## Stated goal
In the data below, find every line that has the string "para", and copy it.

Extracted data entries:
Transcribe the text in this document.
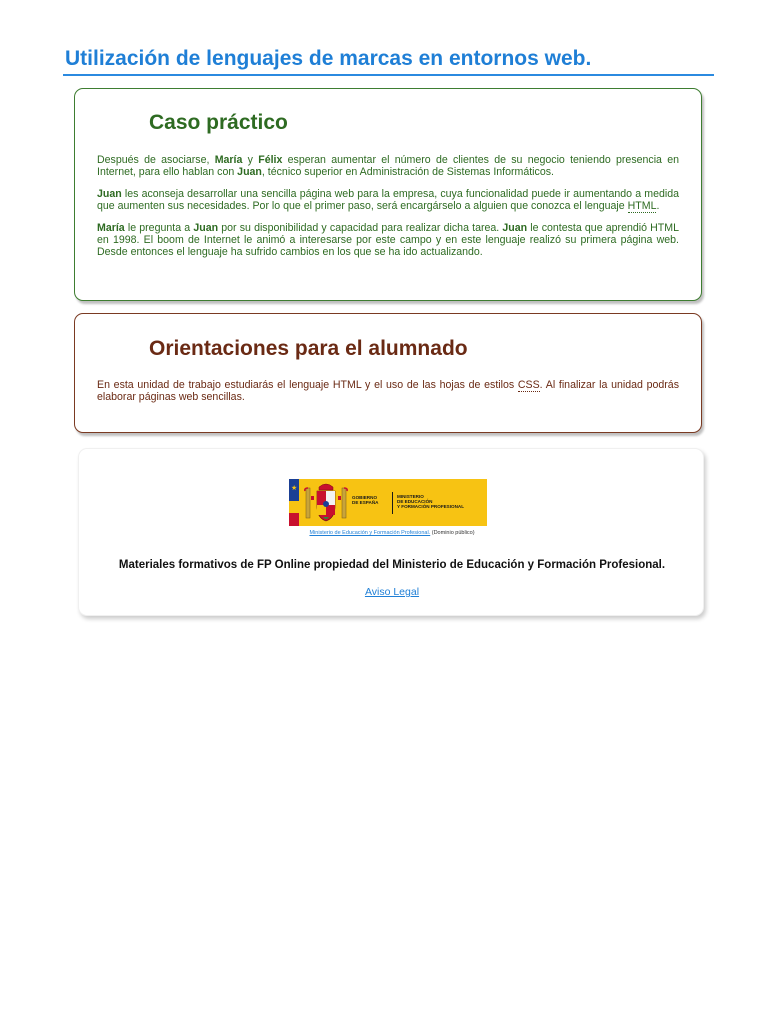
Utilización de lenguajes de marcas en entornos web.
Caso práctico

Después de asociarse, María y Félix esperan aumentar el número de clientes de su negocio teniendo presencia en Internet, para ello hablan con Juan, técnico superior en Administración de Sistemas Informáticos.

Juan les aconseja desarrollar una sencilla página web para la empresa, cuya funcionalidad puede ir aumentando a medida que aumenten sus necesidades. Por lo que el primer paso, será encargárselo a alguien que conozca el lenguaje HTML.

María le pregunta a Juan por su disponibilidad y capacidad para realizar dicha tarea. Juan le contesta que aprendió HTML en 1998. El boom de Internet le animó a interesarse por este campo y en este lenguaje realizó su primera página web. Desde entonces el lenguaje ha sufrido cambios en los que se ha ido actualizando.

Orientaciones para el alumnado

En esta unidad de trabajo estudiarás el lenguaje HTML y el uso de las hojas de estilos CSS. Al finalizar la unidad podrás elaborar páginas web sencillas.

★
GOBIERNO
DE ESPAÑA
MINISTERIO
DE EDUCACIÓN
Y FORMACIÓN PROFESIONAL
Ministerio de Educación y Formación Profesional. (Dominio público)
Materiales formativos de FP Online propiedad del Ministerio de Educación y Formación Profesional.
Aviso Legal
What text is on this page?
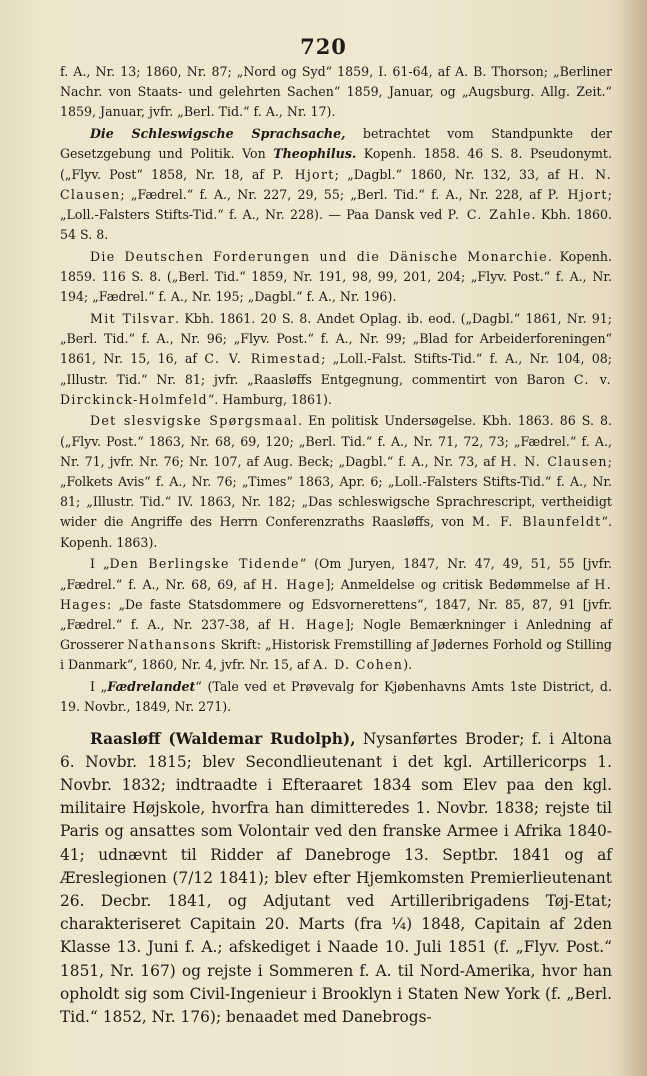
720

f. A., Nr. 13; 1860, Nr. 87; „Nord og Syd“ 1859, I. 61-64, af A. B. Thorson; „Berliner Nachr. von Staats- und gelehrten Sachen“ 1859, Januar, og „Augsburg. Allg. Zeit.“ 1859, Januar, jvfr. „Berl. Tid.“ f. A., Nr. 17).

Die Schleswigsche Sprachsache, betrachtet vom Standpunkte der Gesetzgebung und Politik. Von Theophilus. Kopenh. 1858. 46 S. 8. Pseudonymt. („Flyv. Post“ 1858, Nr. 18, af P. Hjort; „Dagbl.“ 1860, Nr. 132, 33, af H. N. Clausen; „Fædrel.“ f. A., Nr. 227, 29, 55; „Berl. Tid.“ f. A., Nr. 228, af P. Hjort; „Loll.-Falsters Stifts-Tid.“ f. A., Nr. 228). — Paa Dansk ved P. C. Zahle. Kbh. 1860. 54 S. 8.

Die Deutschen Forderungen und die Dänische Monarchie. Kopenh. 1859. 116 S. 8. („Berl. Tid.“ 1859, Nr. 191, 98, 99, 201, 204; „Flyv. Post.“ f. A., Nr. 194; „Fædrel.“ f. A., Nr. 195; „Dagbl.“ f. A., Nr. 196).

Mit Tilsvar. Kbh. 1861. 20 S. 8. Andet Oplag. ib. eod. („Dagbl.“ 1861, Nr. 91; „Berl. Tid.“ f. A., Nr. 96; „Flyv. Post.“ f. A., Nr. 99; „Blad for Arbeiderforeningen“ 1861, Nr. 15, 16, af C. V. Rimestad; „Loll.-Falst. Stifts-Tid.“ f. A., Nr. 104, 08; „Illustr. Tid.“ Nr. 81; jvfr. „Raasløffs Entgegnung, commentirt von Baron C. v. Dirckinck-Holmfeld“. Hamburg, 1861).

Det slesvigske Spørgsmaal. En politisk Undersøgelse. Kbh. 1863. 86 S. 8. („Flyv. Post.“ 1863, Nr. 68, 69, 120; „Berl. Tid.“ f. A., Nr. 71, 72, 73; „Fædrel.“ f. A., Nr. 71, jvfr. Nr. 76; Nr. 107, af Aug. Beck; „Dagbl.“ f. A., Nr. 73, af H. N. Clausen; „Folkets Avis“ f. A., Nr. 76; „Times“ 1863, Apr. 6; „Loll.-Falsters Stifts-Tid.“ f. A., Nr. 81; „Illustr. Tid.“ IV. 1863, Nr. 182; „Das schleswigsche Sprachrescript, vertheidigt wider die Angriffe des Herrn Conferenzraths Raasløffs, von M. F. Blaunfeldt“. Kopenh. 1863).

I „Den Berlingske Tidende“ (Om Juryen, 1847, Nr. 47, 49, 51, 55 [jvfr. „Fædrel.“ f. A., Nr. 68, 69, af H. Hage]; Anmeldelse og critisk Bedømmelse af H. Hages: „De faste Statsdommere og Edsvornerettens“, 1847, Nr. 85, 87, 91 [jvfr. „Fædrel.“ f. A., Nr. 237-38, af H. Hage]; Nogle Bemærkninger i Anledning af Grosserer Nathansons Skrift: „Historisk Fremstilling af Jødernes Forhold og Stilling i Danmark“, 1860, Nr. 4, jvfr. Nr. 15, af A. D. Cohen).

I „Fædrelandet“ (Tale ved et Prøvevalg for Kjøbenhavns Amts 1ste District, d. 19. Novbr., 1849, Nr. 271).

Raasløff (Waldemar Rudolph), Nysanførtes Broder; f. i Altona 6. Novbr. 1815; blev Secondlieutenant i det kgl. Artillericorps 1. Novbr. 1832; indtraadte i Efteraaret 1834 som Elev paa den kgl. militaire Højskole, hvorfra han dimitteredes 1. Novbr. 1838; rejste til Paris og ansattes som Volontair ved den franske Armee i Afrika 1840-41; udnævnt til Ridder af Danebroge 13. Septbr. 1841 og af Æreslegionen (7/12 1841); blev efter Hjemkomsten Premierlieutenant 26. Decbr. 1841, og Adjutant ved Artilleribrigadens Tøj-Etat; charakteriseret Capitain 20. Marts (fra ¼) 1848, Capitain af 2den Klasse 13. Juni f. A.; afskediget i Naade 10. Juli 1851 (f. „Flyv. Post.“ 1851, Nr. 167) og rejste i Sommeren f. A. til Nord-Amerika, hvor han opholdt sig som Civil-Ingenieur i Brooklyn i Staten New York (f. „Berl. Tid.“ 1852, Nr. 176); benaadet med Danebrogs-
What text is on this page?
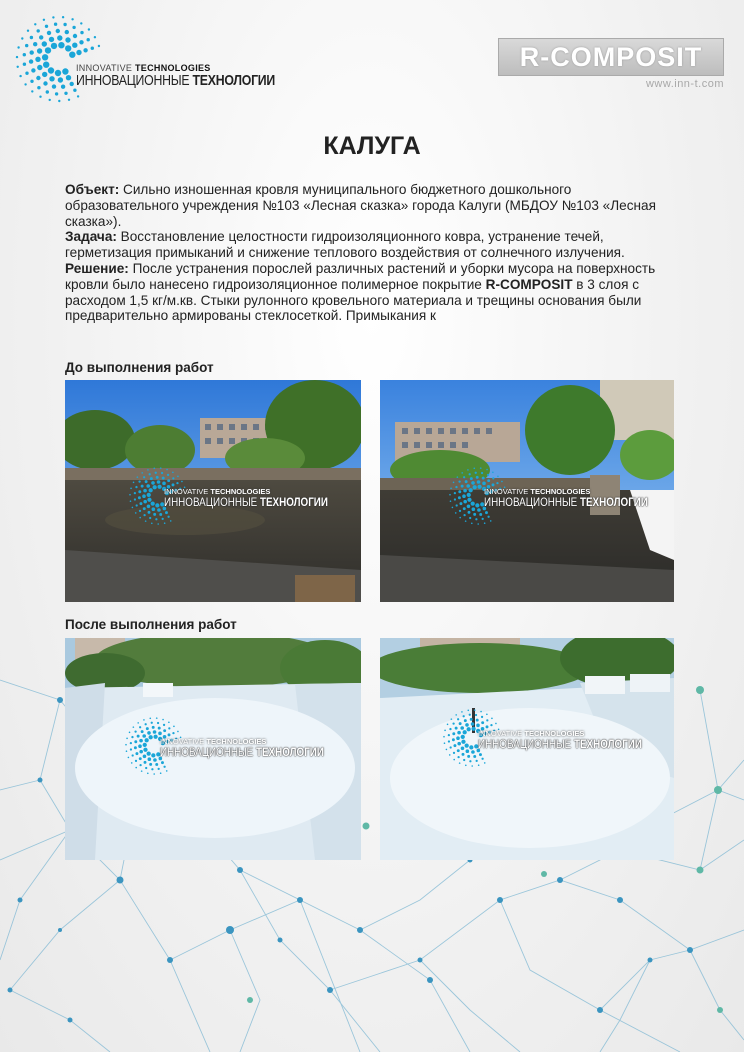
INNOVATIVE TECHNOLOGIES
ИННОВАЦИОННЫЕ ТЕХНОЛОГИИ
R-COMPOSIT
www.inn-t.com
КАЛУГА

Объект: Сильно изношенная кровля муниципального бюджетного дошкольного образовательного учреждения №103 «Лесная сказка» города Калуги (МБДОУ №103 «Лесная сказка»).

Задача: Восстановление целостности гидроизоляционного ковра, устранение течей, герметизация примыканий и снижение теплового воздействия от солнечного излучения.

Решение: После устранения порослей различных растений и уборки мусора на поверхность кровли было нанесено гидроизоляционное полимерное покрытие R-COMPOSIT в 3 слоя с расходом 1,5 кг/м.кв. Стыки рулонного кровельного материала и трещины основания были предварительно армированы стеклосеткой. Примыкания к

До выполнения работ
После выполнения работ
INNOVATIVE TECHNOLOGIES
ИННОВАЦИОННЫЕ ТЕХНОЛОГИИ
INNOVATIVE TECHNOLOGIES
ИННОВАЦИОННЫЕ ТЕХНОЛОГИИ
INNOVATIVE TECHNOLOGIES
ИННОВАЦИОННЫЕ ТЕХНОЛОГИИ
INNOVATIVE TECHNOLOGIES
ИННОВАЦИОННЫЕ ТЕХНОЛОГИИ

## Answer for this exercise
Después de asociarse, María y Félix esperan aumentar el número de clientes de su negocio teniendo presencia en Internet, para ello hablan con Juan, técnico superior en Administración de Sistemas Informáticos.
Juan les aconseja desarrollar una sencilla página web para la empresa, cuya funcionalidad puede ir aumentando a medida que aumenten sus necesidades. Por lo que el primer paso, será encargárselo a alguien que conozca el lenguaje HTML.
María le pregunta a Juan por su disponibilidad y capacidad para realizar dicha tarea. Juan le contesta que aprendió HTML en 1998. El boom de Internet le animó a interesarse por este campo y en este lenguaje realizó su primera página web. Desde entonces el lenguaje ha sufrido cambios en los que se ha ido actualizando.
Orientaciones para el alumnado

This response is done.